## RECORDED DATA
^^^^

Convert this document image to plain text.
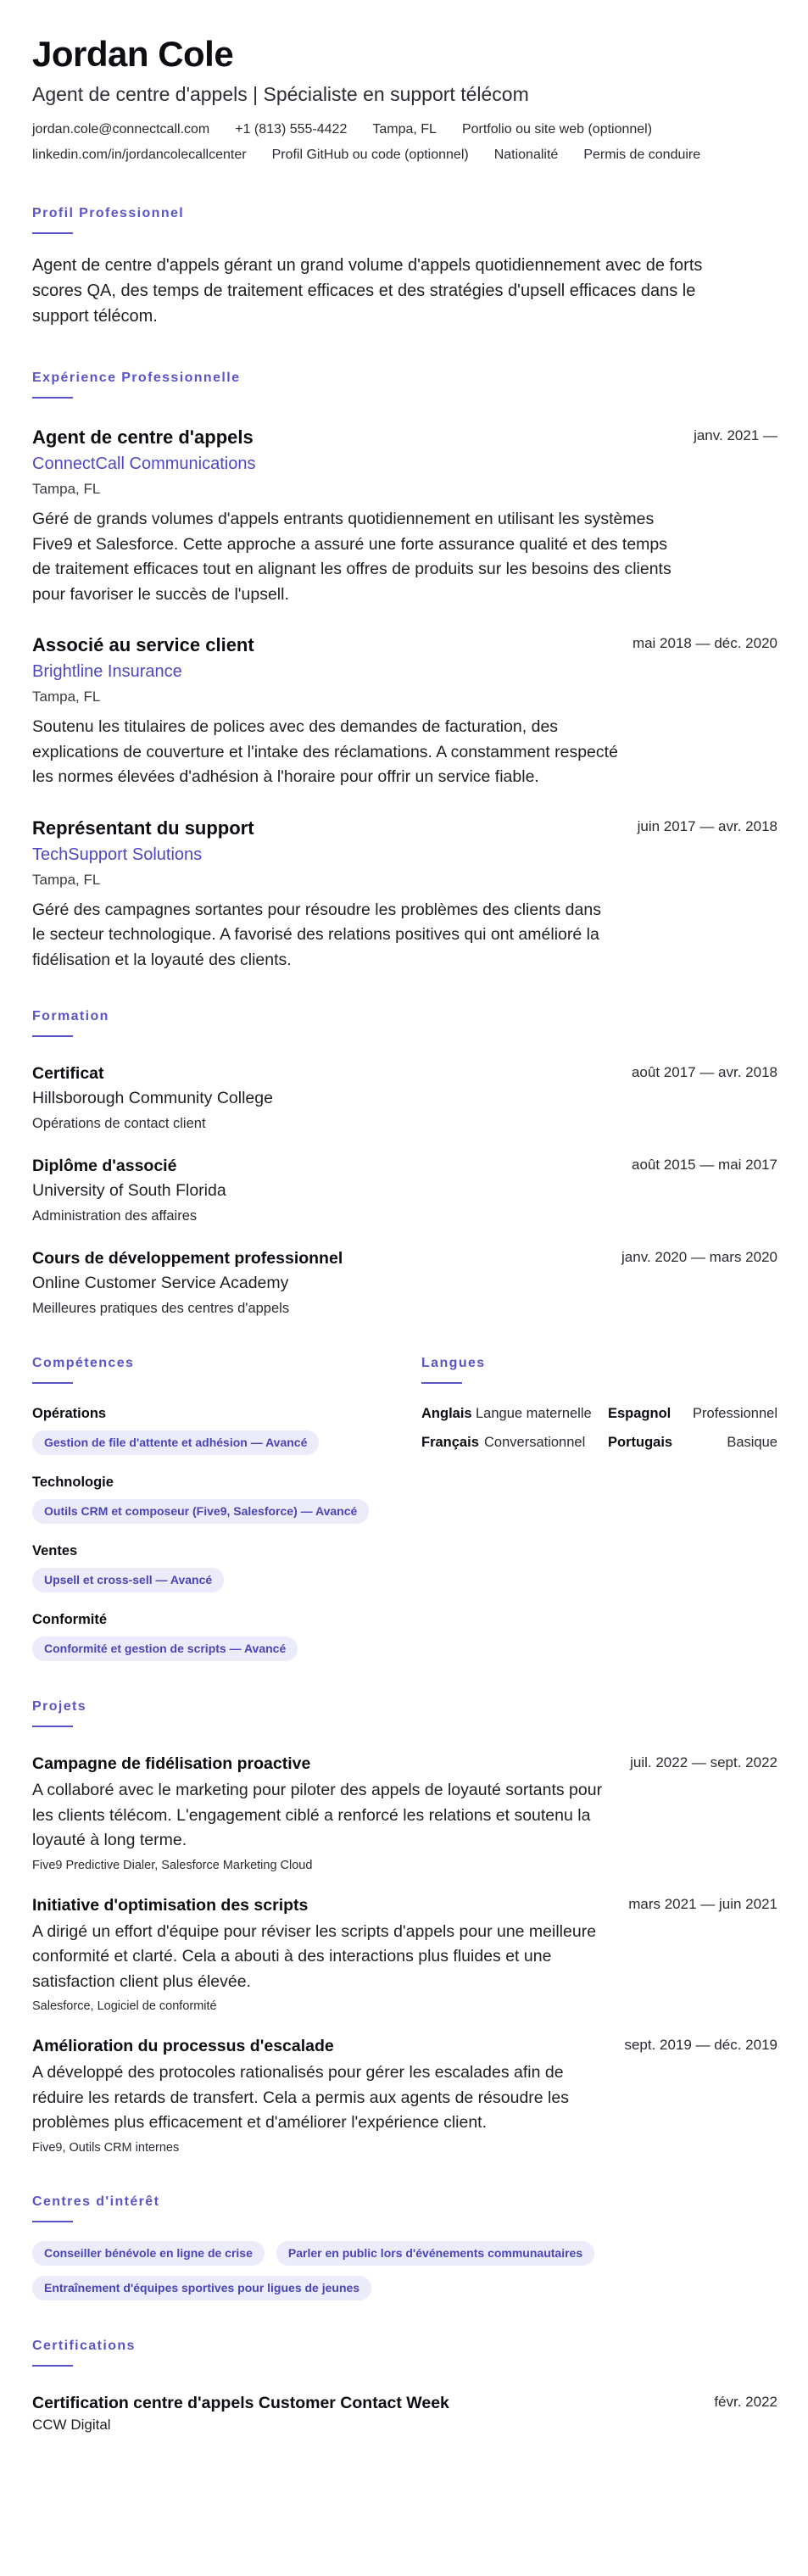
Jordan Cole
Agent de centre d'appels | Spécialiste en support télécom
jordan.cole@connectcall.com +1 (813) 555-4422 Tampa, FL Portfolio ou site web (optionnel)
linkedin.com/in/jordancolecallcenter Profil GitHub ou code (optionnel) Nationalité Permis de conduire
Profil Professionnel
Agent de centre d'appels gérant un grand volume d'appels quotidiennement avec de forts scores QA, des temps de traitement efficaces et des stratégies d'upsell efficaces dans le support télécom.
Expérience Professionnelle
Agent de centre d'appels	janv. 2021 —
ConnectCall Communications
Tampa, FL
Géré de grands volumes d'appels entrants quotidiennement en utilisant les systèmes Five9 et Salesforce. Cette approche a assuré une forte assurance qualité et des temps de traitement efficaces tout en alignant les offres de produits sur les besoins des clients pour favoriser le succès de l'upsell.
Associé au service client	mai 2018 — déc. 2020
Brightline Insurance
Tampa, FL
Soutenu les titulaires de polices avec des demandes de facturation, des explications de couverture et l'intake des réclamations. A constamment respecté les normes élevées d'adhésion à l'horaire pour offrir un service fiable.
Représentant du support	juin 2017 — avr. 2018
TechSupport Solutions
Tampa, FL
Géré des campagnes sortantes pour résoudre les problèmes des clients dans le secteur technologique. A favorisé des relations positives qui ont amélioré la fidélisation et la loyauté des clients.
Formation
Certificat	août 2017 — avr. 2018
Hillsborough Community College
Opérations de contact client
Diplôme d'associé	août 2015 — mai 2017
University of South Florida
Administration des affaires
Cours de développement professionnel	janv. 2020 — mars 2020
Online Customer Service Academy
Meilleures pratiques des centres d'appels
Compétences
Opérations
Gestion de file d'attente et adhésion — Avancé
Technologie
Outils CRM et composeur (Five9, Salesforce) — Avancé
Ventes
Upsell et cross-sell — Avancé
Conformité
Conformité et gestion de scripts — Avancé
Langues
Anglais Langue maternelle	Espagnol	Professionnel
Français Conversationnel	Portugais	Basique
Projets
Campagne de fidélisation proactive	juil. 2022 — sept. 2022
A collaboré avec le marketing pour piloter des appels de loyauté sortants pour les clients télécom. L'engagement ciblé a renforcé les relations et soutenu la loyauté à long terme.
Five9 Predictive Dialer, Salesforce Marketing Cloud
Initiative d'optimisation des scripts	mars 2021 — juin 2021
A dirigé un effort d'équipe pour réviser les scripts d'appels pour une meilleure conformité et clarté. Cela a abouti à des interactions plus fluides et une satisfaction client plus élevée.
Salesforce, Logiciel de conformité
Amélioration du processus d'escalade	sept. 2019 — déc. 2019
A développé des protocoles rationalisés pour gérer les escalades afin de réduire les retards de transfert. Cela a permis aux agents de résoudre les problèmes plus efficacement et d'améliorer l'expérience client.
Five9, Outils CRM internes
Centres d'intérêt
Conseiller bénévole en ligne de crise	Parler en public lors d'événements communautaires
Entraînement d'équipes sportives pour ligues de jeunes
Certifications
Certification centre d'appels Customer Contact Week	févr. 2022
CCW Digital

^^^^

## TASK DESCRIPTION
Restate the full listing verbatim and drop every picture.

## ANSWER
Convert this document image to plain text.
Jordan Cole
Agent de centre d'appels | Spécialiste en support télécom
jordan.cole@connectcall.com +1 (813) 555-4422 Tampa, FL Portfolio ou site web (optionnel)
linkedin.com/in/jordancolecallcenter Profil GitHub ou code (optionnel) Nationalité Permis de conduire
Profil Professionnel
Agent de centre d'appels gérant un grand volume d'appels quotidiennement avec de forts scores QA, des temps de traitement efficaces et des stratégies d'upsell efficaces dans le support télécom.
Expérience Professionnelle
Agent de centre d'appels	janv. 2021 —
ConnectCall Communications
Tampa, FL
Géré de grands volumes d'appels entrants quotidiennement en utilisant les systèmes Five9 et Salesforce. Cette approche a assuré une forte assurance qualité et des temps de traitement efficaces tout en alignant les offres de produits sur les besoins des clients pour favoriser le succès de l'upsell.
Associé au service client	mai 2018 — déc. 2020
Brightline Insurance
Tampa, FL
Soutenu les titulaires de polices avec des demandes de facturation, des explications de couverture et l'intake des réclamations. A constamment respecté les normes élevées d'adhésion à l'horaire pour offrir un service fiable.
Représentant du support	juin 2017 — avr. 2018
TechSupport Solutions
Tampa, FL
Géré des campagnes sortantes pour résoudre les problèmes des clients dans le secteur technologique. A favorisé des relations positives qui ont amélioré la fidélisation et la loyauté des clients.
Formation
Certificat	août 2017 — avr. 2018
Hillsborough Community College
Opérations de contact client
Diplôme d'associé	août 2015 — mai 2017
University of South Florida
Administration des affaires
Cours de développement professionnel	janv. 2020 — mars 2020
Online Customer Service Academy
Meilleures pratiques des centres d'appels
Compétences
Opérations
Gestion de file d'attente et adhésion — Avancé
Technologie
Outils CRM et composeur (Five9, Salesforce) — Avancé
Ventes
Upsell et cross-sell — Avancé
Conformité
Conformité et gestion de scripts — Avancé
Langues
Anglais Langue maternelle	Espagnol	Professionnel
Français Conversationnel	Portugais	Basique
Projets
Campagne de fidélisation proactive	juil. 2022 — sept. 2022
A collaboré avec le marketing pour piloter des appels de loyauté sortants pour les clients télécom. L'engagement ciblé a renforcé les relations et soutenu la loyauté à long terme.
Five9 Predictive Dialer, Salesforce Marketing Cloud
Initiative d'optimisation des scripts	mars 2021 — juin 2021
A dirigé un effort d'équipe pour réviser les scripts d'appels pour une meilleure conformité et clarté. Cela a abouti à des interactions plus fluides et une satisfaction client plus élevée.
Salesforce, Logiciel de conformité
Amélioration du processus d'escalade	sept. 2019 — déc. 2019
A développé des protocoles rationalisés pour gérer les escalades afin de réduire les retards de transfert. Cela a permis aux agents de résoudre les problèmes plus efficacement et d'améliorer l'expérience client.
Five9, Outils CRM internes
Centres d'intérêt
Conseiller bénévole en ligne de crise	Parler en public lors d'événements communautaires
Entraînement d'équipes sportives pour ligues de jeunes
Certifications
Certification centre d'appels Customer Contact Week	févr. 2022
CCW Digital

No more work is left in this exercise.